→ WORK TO COMPLETE
Copy out each line of the material in which the word "盒盒装花" appears.

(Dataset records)
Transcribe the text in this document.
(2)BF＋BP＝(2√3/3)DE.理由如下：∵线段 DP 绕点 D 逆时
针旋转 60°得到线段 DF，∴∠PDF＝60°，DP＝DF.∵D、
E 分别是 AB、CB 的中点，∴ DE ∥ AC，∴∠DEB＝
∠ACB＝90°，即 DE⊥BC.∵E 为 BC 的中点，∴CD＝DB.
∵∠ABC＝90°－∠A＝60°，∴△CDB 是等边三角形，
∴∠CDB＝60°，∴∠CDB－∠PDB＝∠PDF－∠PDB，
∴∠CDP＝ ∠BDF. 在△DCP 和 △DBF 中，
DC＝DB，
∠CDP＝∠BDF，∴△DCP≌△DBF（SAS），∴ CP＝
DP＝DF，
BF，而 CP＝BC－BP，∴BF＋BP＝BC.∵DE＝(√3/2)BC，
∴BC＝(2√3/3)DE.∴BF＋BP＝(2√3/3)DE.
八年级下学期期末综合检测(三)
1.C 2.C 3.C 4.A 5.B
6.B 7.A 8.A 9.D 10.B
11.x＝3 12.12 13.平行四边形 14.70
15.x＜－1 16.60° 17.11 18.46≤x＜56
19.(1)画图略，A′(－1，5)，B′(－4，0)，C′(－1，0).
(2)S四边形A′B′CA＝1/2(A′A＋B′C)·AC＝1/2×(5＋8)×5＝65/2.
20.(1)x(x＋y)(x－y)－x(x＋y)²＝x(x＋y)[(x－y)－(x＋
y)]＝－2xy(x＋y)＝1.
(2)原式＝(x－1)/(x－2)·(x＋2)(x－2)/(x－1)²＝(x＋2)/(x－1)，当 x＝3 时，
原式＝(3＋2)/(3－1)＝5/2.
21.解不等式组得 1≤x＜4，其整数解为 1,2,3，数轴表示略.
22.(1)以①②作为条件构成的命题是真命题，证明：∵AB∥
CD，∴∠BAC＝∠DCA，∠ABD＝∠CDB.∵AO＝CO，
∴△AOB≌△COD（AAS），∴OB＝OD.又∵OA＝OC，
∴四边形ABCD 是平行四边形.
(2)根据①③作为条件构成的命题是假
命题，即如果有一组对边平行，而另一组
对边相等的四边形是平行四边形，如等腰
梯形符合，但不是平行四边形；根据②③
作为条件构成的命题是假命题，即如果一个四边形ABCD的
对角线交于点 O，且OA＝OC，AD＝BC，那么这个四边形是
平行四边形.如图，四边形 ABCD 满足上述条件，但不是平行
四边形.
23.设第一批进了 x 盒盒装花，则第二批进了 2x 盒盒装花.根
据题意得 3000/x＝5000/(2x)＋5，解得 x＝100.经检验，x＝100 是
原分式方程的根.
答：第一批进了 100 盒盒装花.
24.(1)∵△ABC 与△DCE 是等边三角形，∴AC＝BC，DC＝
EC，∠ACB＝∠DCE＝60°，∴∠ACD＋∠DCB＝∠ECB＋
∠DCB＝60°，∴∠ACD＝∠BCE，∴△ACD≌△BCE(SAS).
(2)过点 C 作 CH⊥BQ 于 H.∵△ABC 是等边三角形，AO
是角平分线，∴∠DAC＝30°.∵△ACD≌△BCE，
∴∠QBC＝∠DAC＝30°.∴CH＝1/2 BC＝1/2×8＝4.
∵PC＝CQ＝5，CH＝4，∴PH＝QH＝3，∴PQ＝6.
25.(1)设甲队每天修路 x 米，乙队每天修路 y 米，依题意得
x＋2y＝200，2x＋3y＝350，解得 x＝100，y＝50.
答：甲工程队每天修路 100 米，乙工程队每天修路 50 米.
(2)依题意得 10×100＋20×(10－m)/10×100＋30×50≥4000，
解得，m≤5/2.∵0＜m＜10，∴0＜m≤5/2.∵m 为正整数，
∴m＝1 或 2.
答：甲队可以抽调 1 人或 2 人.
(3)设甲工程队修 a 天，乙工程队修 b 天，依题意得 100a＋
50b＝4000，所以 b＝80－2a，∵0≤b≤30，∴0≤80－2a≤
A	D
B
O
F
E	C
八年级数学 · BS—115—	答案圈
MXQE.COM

→ FINAL RESULT
23.设第一批进了 x 盒盒装花，则第二批进了 2x 盒盒装花.根
答：第一批进了 100 盒盒装花.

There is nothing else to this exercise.